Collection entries
.....

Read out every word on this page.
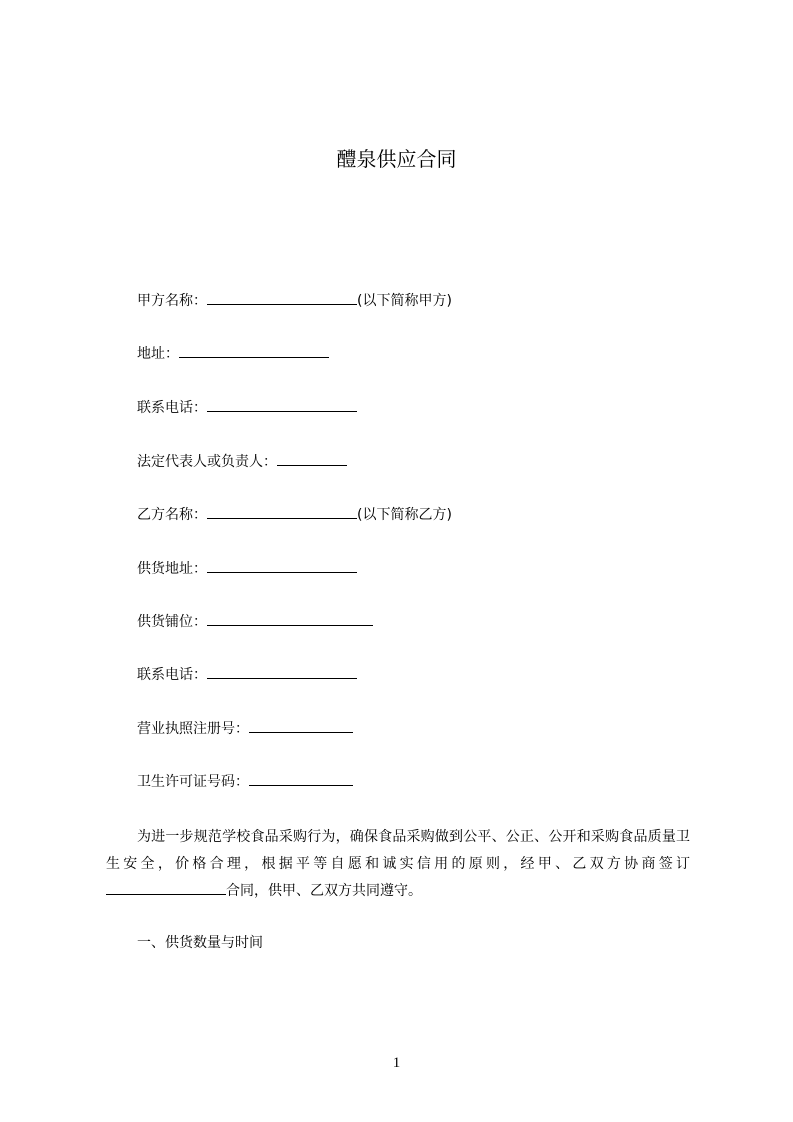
醴泉供应合同
甲方名称：	(以下简称甲方)
地址：
联系电话：
法定代表人或负责人：
乙方名称：	(以下简称乙方)
供货地址：
供货铺位：
联系电话：
营业执照注册号：
卫生许可证号码：
为进一步规范学校食品采购行为，确保食品采购做到公平、公正、公开和采购食品质量卫生安全，价格合理，根据平等自愿和诚实信用的原则，经甲、乙双方协商签订合同，供甲、乙双方共同遵守。
一、供货数量与时间
1
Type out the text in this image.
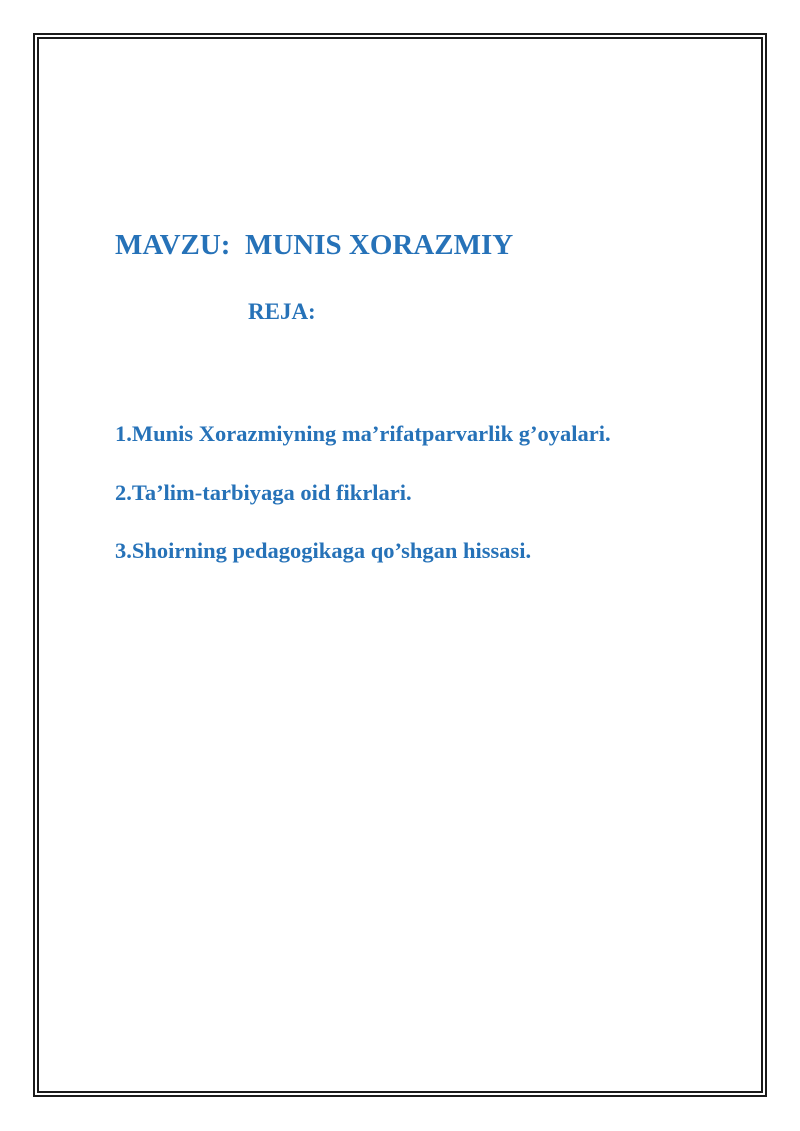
MAVZU:  MUNIS XORAZMIY
REJA:
1.Munis Xorazmiyning ma’rifatparvarlik g’oyalari.
2.Ta’lim-tarbiyaga oid fikrlari.
3.Shoirning pedagogikaga qo’shgan hissasi.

.....

→ What is required:
Repeat verbatim the range of lines that opens at the line containing "Type out the text in this image." and closes at the last line of the entries, excluding all pictures.

→ Solution:
Type out the text in this image.
MAVZU:  MUNIS XORAZMIY
REJA:
1.Munis Xorazmiyning ma’rifatparvarlik g’oyalari.
2.Ta’lim-tarbiyaga oid fikrlari.
3.Shoirning pedagogikaga qo’shgan hissasi.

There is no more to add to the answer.